• _DATA PROVIDED_
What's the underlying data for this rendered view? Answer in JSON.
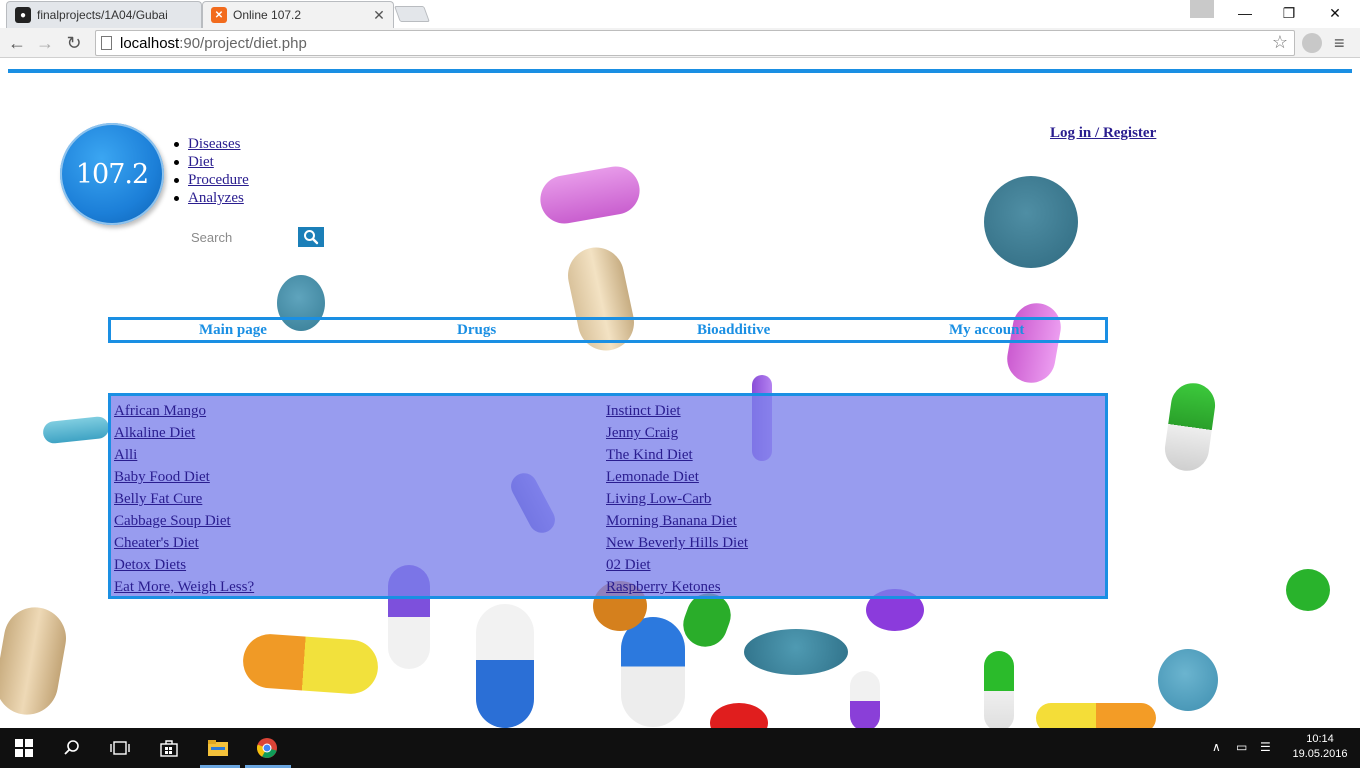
{
  "browser": {
    "tabs": [
      {
        "title": "finalprojects/1A04/Gubai",
        "favicon": "github-icon"
      },
      {
        "title": "Online 107.2",
        "favicon": "xampp-icon"
      }
    ],
    "url_host": "localhost",
    "url_rest": ":90/project/diet.php"
  },
  "site": {
    "logo_text": "107.2",
    "side_nav": [
      "Diseases",
      "Diet",
      "Procedure",
      "Analyzes"
    ],
    "search_placeholder": "Search",
    "login_label": "Log in",
    "login_sep": " / ",
    "register_label": "Register",
    "main_nav": [
      "Main page",
      "Drugs",
      "Bioadditive",
      "My account"
    ],
    "diets_left": [
      "African Mango",
      "Alkaline Diet",
      "Alli",
      "Baby Food Diet",
      "Belly Fat Cure",
      "Cabbage Soup Diet",
      "Cheater's Diet",
      "Detox Diets",
      "Eat More, Weigh Less?"
    ],
    "diets_right": [
      "Instinct Diet",
      "Jenny Craig",
      "The Kind Diet",
      "Lemonade Diet",
      "Living Low-Carb",
      "Morning Banana Diet",
      "New Beverly Hills Diet",
      "02 Diet",
      "Raspberry Ketones"
    ]
  },
  "taskbar": {
    "time": "10:14",
    "date": "19.05.2016"
  },
  "colors": {
    "accent": "#1a8fe3",
    "diet_panel": "#7b80ea",
    "link": "#2a1d8f"
  }
}
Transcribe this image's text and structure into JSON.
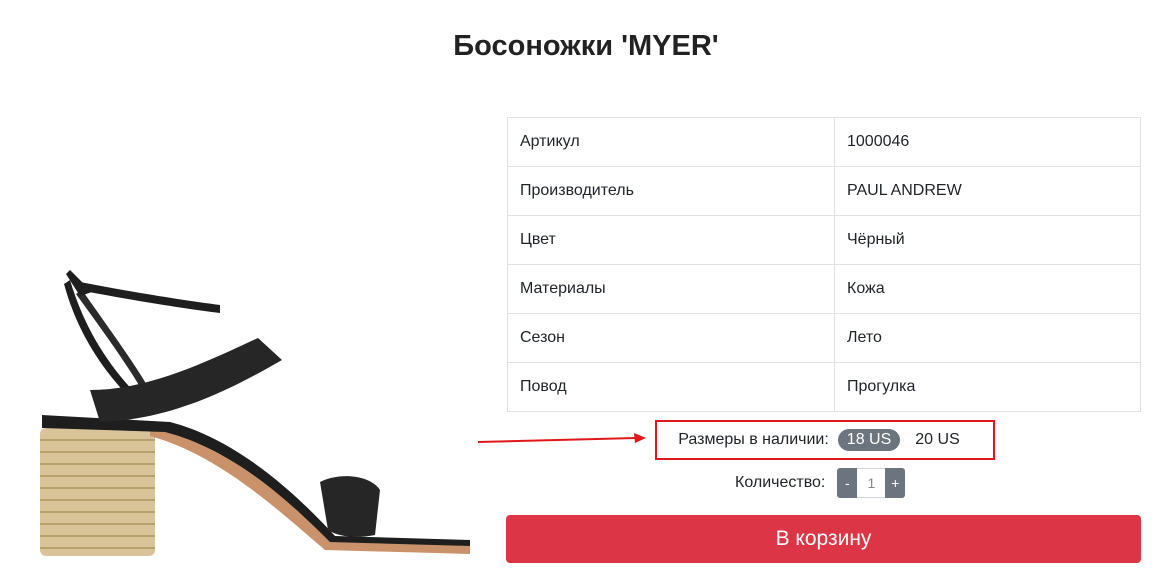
{
  "product": {
    "title": "Босоножки 'MYER'",
    "image_alt": "black-leather-sandal-with-espadrille-heel"
  },
  "specs": [
    {
      "key": "Артикул",
      "value": "1000046"
    },
    {
      "key": "Производитель",
      "value": "PAUL ANDREW"
    },
    {
      "key": "Цвет",
      "value": "Чёрный"
    },
    {
      "key": "Материалы",
      "value": "Кожа"
    },
    {
      "key": "Сезон",
      "value": "Лето"
    },
    {
      "key": "Повод",
      "value": "Прогулка"
    }
  ],
  "sizes": {
    "label": "Размеры в наличии:",
    "options": [
      {
        "label": "18 US",
        "selected": true
      },
      {
        "label": "20 US",
        "selected": false
      }
    ]
  },
  "quantity": {
    "label": "Количество:",
    "minus": "-",
    "value": "1",
    "plus": "+"
  },
  "cart_button": {
    "label": "В корзину"
  },
  "colors": {
    "accent_red": "#dc3545",
    "highlight_border": "#e0181b",
    "chip_grey": "#6c757d"
  }
}
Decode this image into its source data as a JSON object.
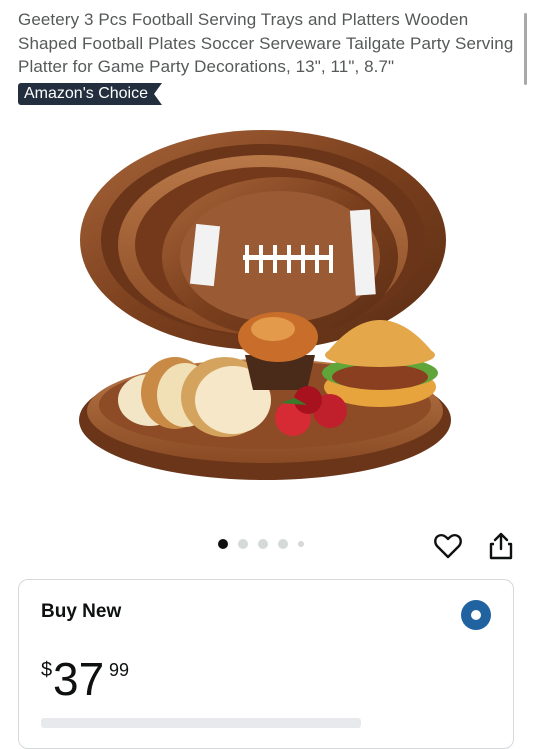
{
  "product": {
    "title": "Geetery 3 Pcs Football Serving Trays and Platters Wooden Shaped Football Plates Soccer Serveware Tailgate Party Serving Platter for Game Party Decorations, 13\", 11\", 8.7\"",
    "badge": "Amazon's Choice"
  },
  "gallery": {
    "image_count": 5,
    "active_index": 0
  },
  "icons": {
    "favorite": "heart-icon",
    "share": "share-icon"
  },
  "buy_box": {
    "title": "Buy New",
    "price_symbol": "$",
    "price_whole": "37",
    "price_fraction": "99",
    "selected": true
  },
  "colors": {
    "badge_bg": "#232f3e",
    "radio_selected": "#2162a1",
    "title_text": "#565959"
  }
}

• _SHORT TASK_
Tally up the lines in the records that contain the word "this" and give only the total.

• _CORRECT RESPONSE_
3